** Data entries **
□ □ □

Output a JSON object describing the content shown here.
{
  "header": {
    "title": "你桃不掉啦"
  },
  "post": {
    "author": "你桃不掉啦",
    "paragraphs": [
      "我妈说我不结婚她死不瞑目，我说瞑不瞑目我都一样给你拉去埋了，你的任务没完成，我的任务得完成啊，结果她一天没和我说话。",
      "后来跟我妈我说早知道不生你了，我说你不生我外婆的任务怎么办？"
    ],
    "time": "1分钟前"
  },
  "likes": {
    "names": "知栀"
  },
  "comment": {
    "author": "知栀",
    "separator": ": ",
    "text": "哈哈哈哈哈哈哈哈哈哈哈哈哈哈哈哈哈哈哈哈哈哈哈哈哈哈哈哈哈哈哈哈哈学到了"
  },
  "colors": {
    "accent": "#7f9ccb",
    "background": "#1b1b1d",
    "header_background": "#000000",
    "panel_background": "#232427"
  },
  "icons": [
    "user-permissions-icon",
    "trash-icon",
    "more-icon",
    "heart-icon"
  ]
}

□ □ □

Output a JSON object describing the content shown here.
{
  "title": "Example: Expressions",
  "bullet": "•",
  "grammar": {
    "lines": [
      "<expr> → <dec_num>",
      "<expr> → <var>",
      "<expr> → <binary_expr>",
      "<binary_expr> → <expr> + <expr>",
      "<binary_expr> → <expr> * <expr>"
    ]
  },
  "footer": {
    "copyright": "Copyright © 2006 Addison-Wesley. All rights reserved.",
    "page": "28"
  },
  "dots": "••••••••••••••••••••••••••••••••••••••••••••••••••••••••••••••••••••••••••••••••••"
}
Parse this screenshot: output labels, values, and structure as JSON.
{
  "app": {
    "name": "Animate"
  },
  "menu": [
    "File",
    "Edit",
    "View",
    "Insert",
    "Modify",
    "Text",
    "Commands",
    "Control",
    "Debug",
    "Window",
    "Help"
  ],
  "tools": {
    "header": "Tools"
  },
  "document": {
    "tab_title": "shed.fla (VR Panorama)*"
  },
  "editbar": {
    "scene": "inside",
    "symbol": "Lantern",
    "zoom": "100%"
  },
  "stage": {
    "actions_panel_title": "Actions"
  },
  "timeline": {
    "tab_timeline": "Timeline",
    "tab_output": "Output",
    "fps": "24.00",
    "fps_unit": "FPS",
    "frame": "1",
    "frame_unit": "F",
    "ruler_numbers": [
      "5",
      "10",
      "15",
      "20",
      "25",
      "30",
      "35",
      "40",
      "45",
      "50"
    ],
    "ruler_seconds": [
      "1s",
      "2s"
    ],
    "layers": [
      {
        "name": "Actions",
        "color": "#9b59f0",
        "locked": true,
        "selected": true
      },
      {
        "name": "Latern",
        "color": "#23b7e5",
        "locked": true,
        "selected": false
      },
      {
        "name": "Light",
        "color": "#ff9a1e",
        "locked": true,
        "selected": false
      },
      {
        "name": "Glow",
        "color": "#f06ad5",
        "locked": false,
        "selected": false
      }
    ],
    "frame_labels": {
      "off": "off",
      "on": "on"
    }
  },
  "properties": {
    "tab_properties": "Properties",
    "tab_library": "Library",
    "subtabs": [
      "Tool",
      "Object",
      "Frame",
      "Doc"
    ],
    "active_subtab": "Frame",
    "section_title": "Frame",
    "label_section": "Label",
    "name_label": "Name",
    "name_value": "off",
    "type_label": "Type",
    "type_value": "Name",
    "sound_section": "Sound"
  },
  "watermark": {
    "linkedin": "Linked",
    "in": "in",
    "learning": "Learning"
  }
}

□ □ □

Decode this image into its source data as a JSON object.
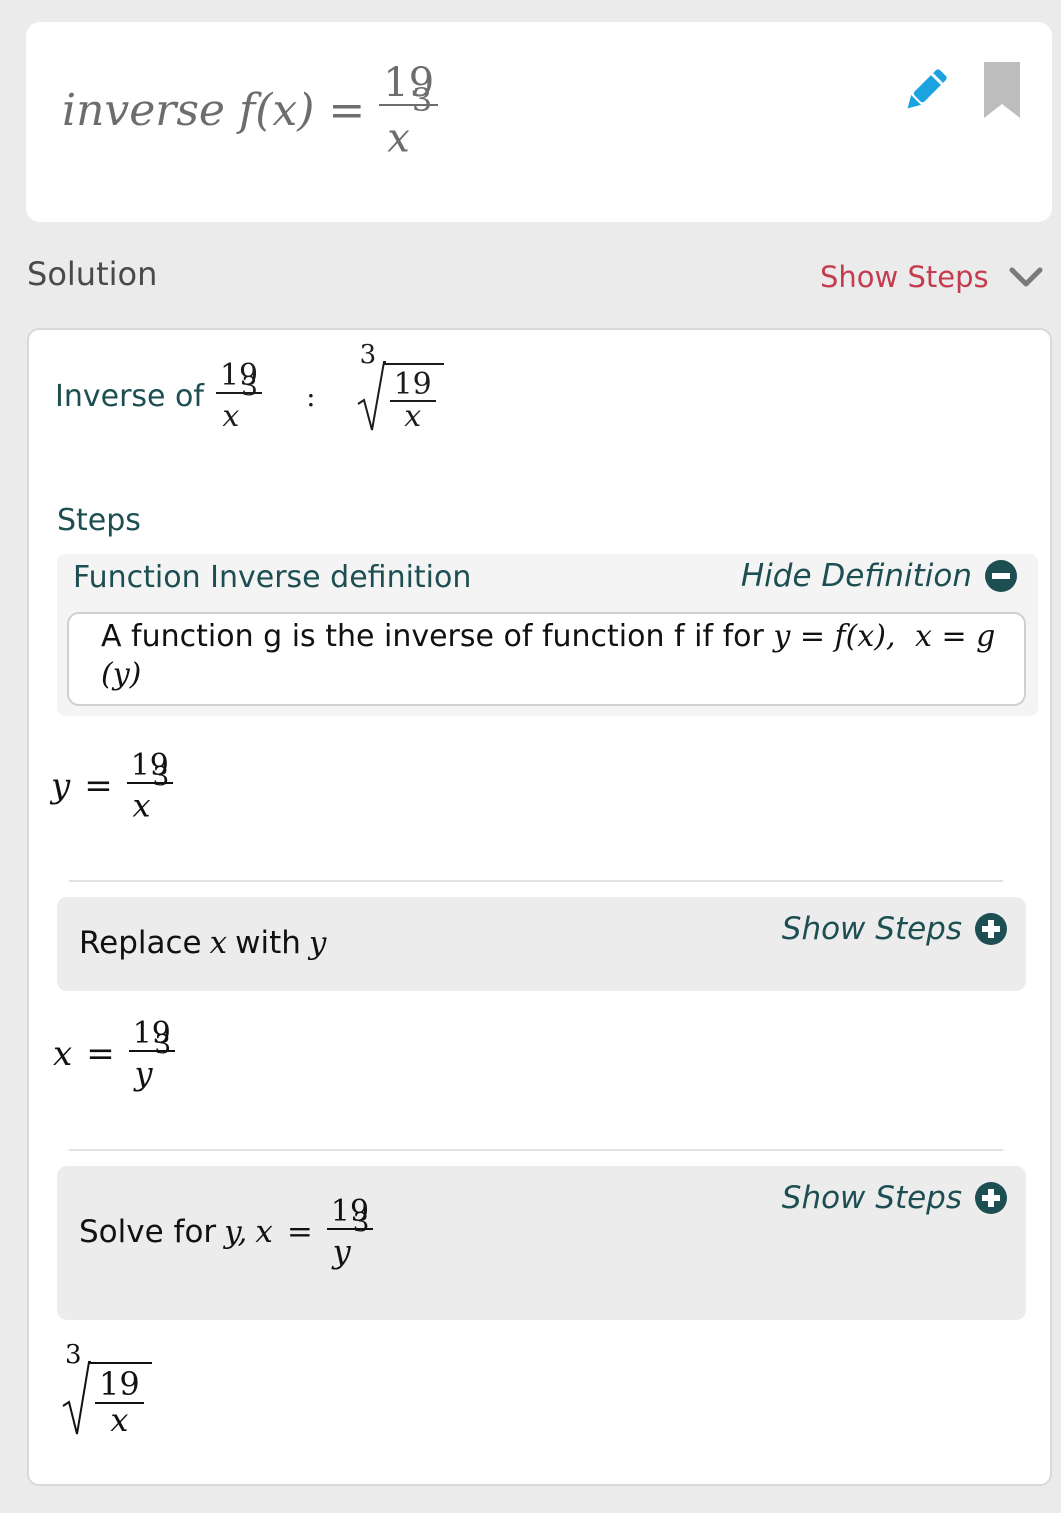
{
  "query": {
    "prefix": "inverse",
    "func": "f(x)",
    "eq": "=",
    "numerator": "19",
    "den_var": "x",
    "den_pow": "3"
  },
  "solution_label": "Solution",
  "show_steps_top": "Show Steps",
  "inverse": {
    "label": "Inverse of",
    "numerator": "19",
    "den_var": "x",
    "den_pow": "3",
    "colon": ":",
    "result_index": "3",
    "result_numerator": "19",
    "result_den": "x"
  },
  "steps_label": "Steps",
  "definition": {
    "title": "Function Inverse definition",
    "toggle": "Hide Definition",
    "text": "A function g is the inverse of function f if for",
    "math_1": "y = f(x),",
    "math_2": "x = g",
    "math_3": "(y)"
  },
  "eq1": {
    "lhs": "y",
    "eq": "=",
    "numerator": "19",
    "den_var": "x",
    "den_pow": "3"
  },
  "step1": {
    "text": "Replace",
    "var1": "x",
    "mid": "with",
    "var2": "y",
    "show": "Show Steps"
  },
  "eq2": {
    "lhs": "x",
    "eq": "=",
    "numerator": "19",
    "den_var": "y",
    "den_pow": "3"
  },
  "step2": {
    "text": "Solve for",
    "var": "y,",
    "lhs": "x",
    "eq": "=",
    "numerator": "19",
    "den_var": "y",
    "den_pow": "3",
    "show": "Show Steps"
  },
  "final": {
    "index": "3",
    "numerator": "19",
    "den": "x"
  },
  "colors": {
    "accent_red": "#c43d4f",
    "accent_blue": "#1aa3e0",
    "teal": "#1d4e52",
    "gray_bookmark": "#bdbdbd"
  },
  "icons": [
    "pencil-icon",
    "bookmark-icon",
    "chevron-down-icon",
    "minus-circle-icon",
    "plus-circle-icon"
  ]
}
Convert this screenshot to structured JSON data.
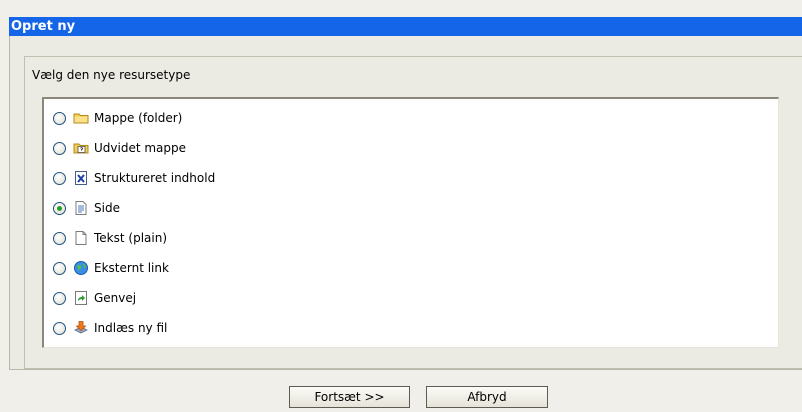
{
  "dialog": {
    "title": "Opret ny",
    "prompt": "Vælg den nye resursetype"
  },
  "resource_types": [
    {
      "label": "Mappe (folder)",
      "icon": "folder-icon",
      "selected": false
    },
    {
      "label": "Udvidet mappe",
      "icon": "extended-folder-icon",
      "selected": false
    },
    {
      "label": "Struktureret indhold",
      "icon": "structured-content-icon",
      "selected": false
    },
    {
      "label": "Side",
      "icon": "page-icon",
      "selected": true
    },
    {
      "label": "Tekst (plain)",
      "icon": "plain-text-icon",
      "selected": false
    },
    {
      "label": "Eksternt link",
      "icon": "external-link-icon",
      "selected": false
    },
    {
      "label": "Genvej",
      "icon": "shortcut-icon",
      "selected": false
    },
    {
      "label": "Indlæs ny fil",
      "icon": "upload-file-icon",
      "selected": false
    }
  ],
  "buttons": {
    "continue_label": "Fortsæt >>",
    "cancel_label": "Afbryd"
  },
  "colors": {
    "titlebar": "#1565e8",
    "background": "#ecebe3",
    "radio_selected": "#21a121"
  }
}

□ □ □

** Given problem **
Copy, from the material, each line that holds the string "Actions".

** Solution **
    "actions_panel_title": "Actions"
        "name": "Actions",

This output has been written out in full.